Falando da crise iraquiana, Dom Silvano Maria Tomasi, observador permanente da Santa Sé na ONU em Genebra, disse que “a ação militar neste momento é necessária”. O que o senhor pensa sobre uma intervenção militar norte-americana?

Não bastam ataques parciais. A solução para a crise passa através de um acordo mais amplo com o envolvimento do governo curdo e do governo central iraquiano. Sem uma estratégia geral, o sonho de voltar a ver o povo retornando nas próprias casas não acontecerá.

Neste momento os cristãos têm o direito de se organizarem para se defenderem, ou é recomendada apenas a fuga?

Mas como se organizam? Antes de tudo são um número reduzido, 400-500 mil no total. Além do mais, a maior parte fugiu das vilas. Todos estão dispersos. Considere os números e a situação atual deles, não seria possível organizar uma milícia. E diante deles existem os extremistas agressivos.

Segundo o senhor, nos próximos dias, qual cenário veremos?

Eu temo que a situação piore. Existe um problema em relação aos refugiados, a emergência humanitária e um outro problema de ordem política. Neste momento não vejo prospectivas. O mundo inteiro precisa se mobilizar perante a situação do Iraque, caso contrário uma solução estável e permanente, ao meu ver, estará distante irremediavelmente.

Há alguma possibilidade de diálogo com os jihadistas do EIL?

**LINHAS DE DADOS:**
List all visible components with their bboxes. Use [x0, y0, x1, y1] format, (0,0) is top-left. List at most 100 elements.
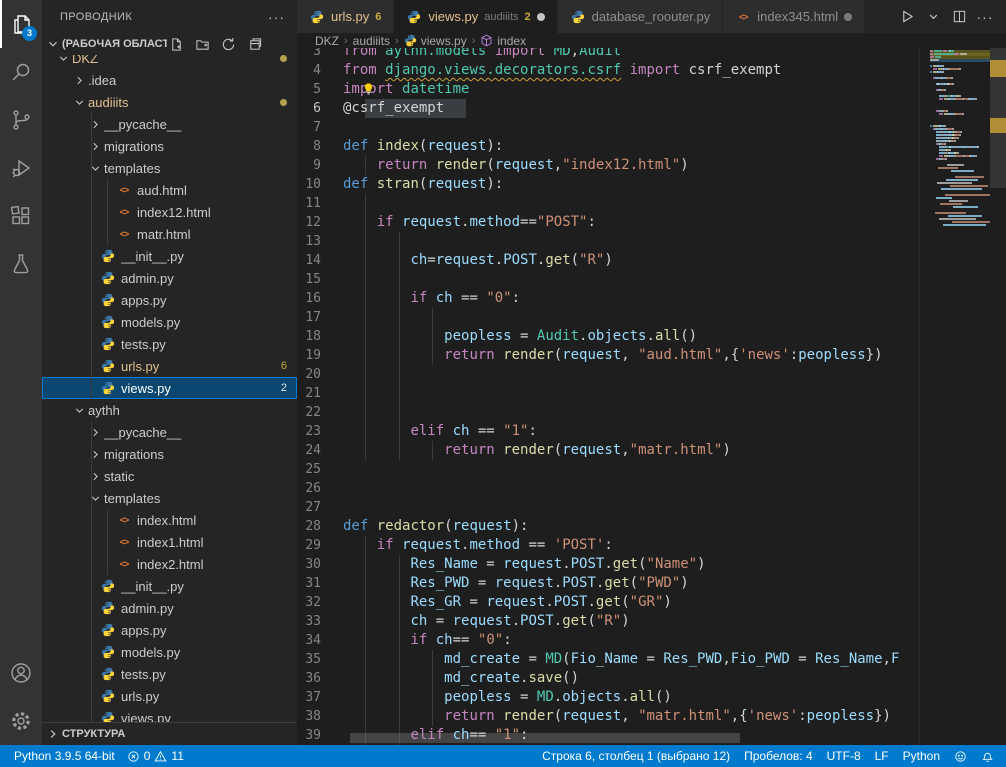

**TAREFAS ESCRITAS:**
#1 Segundo a entrevista sobre a crise no Iraque, quantos cristãos há no total?
#2 Transcreva da entrevista sobre a crise no Iraque a passagem que vai de "Não bastam ataques" até "qual cenário veremos?".
As linhas de dados foram tiradas de outra fonte.

**RESPOSTAS ÀS TAREFAS:**
#1 Entre 400 e 500 mil.

#2
Não bastam ataques parciais. A solução para a crise passa através de um acordo mais amplo com o envolvimento do governo curdo e do governo central iraquiano. Sem uma estratégia geral, o sonho de voltar a ver o povo retornando nas próprias casas não acontecerá.

Neste momento os cristãos têm o direito de se organizarem para se defenderem, ou é recomendada apenas a fuga?

Mas como se organizam? Antes de tudo são um número reduzido, 400-500 mil no total. Além do mais, a maior parte fugiu das vilas. Todos estão dispersos. Considere os números e a situação atual deles, não seria possível organizar uma milícia. E diante deles existem os extremistas agressivos.

Segundo o senhor, nos próximos dias, qual cenário veremos?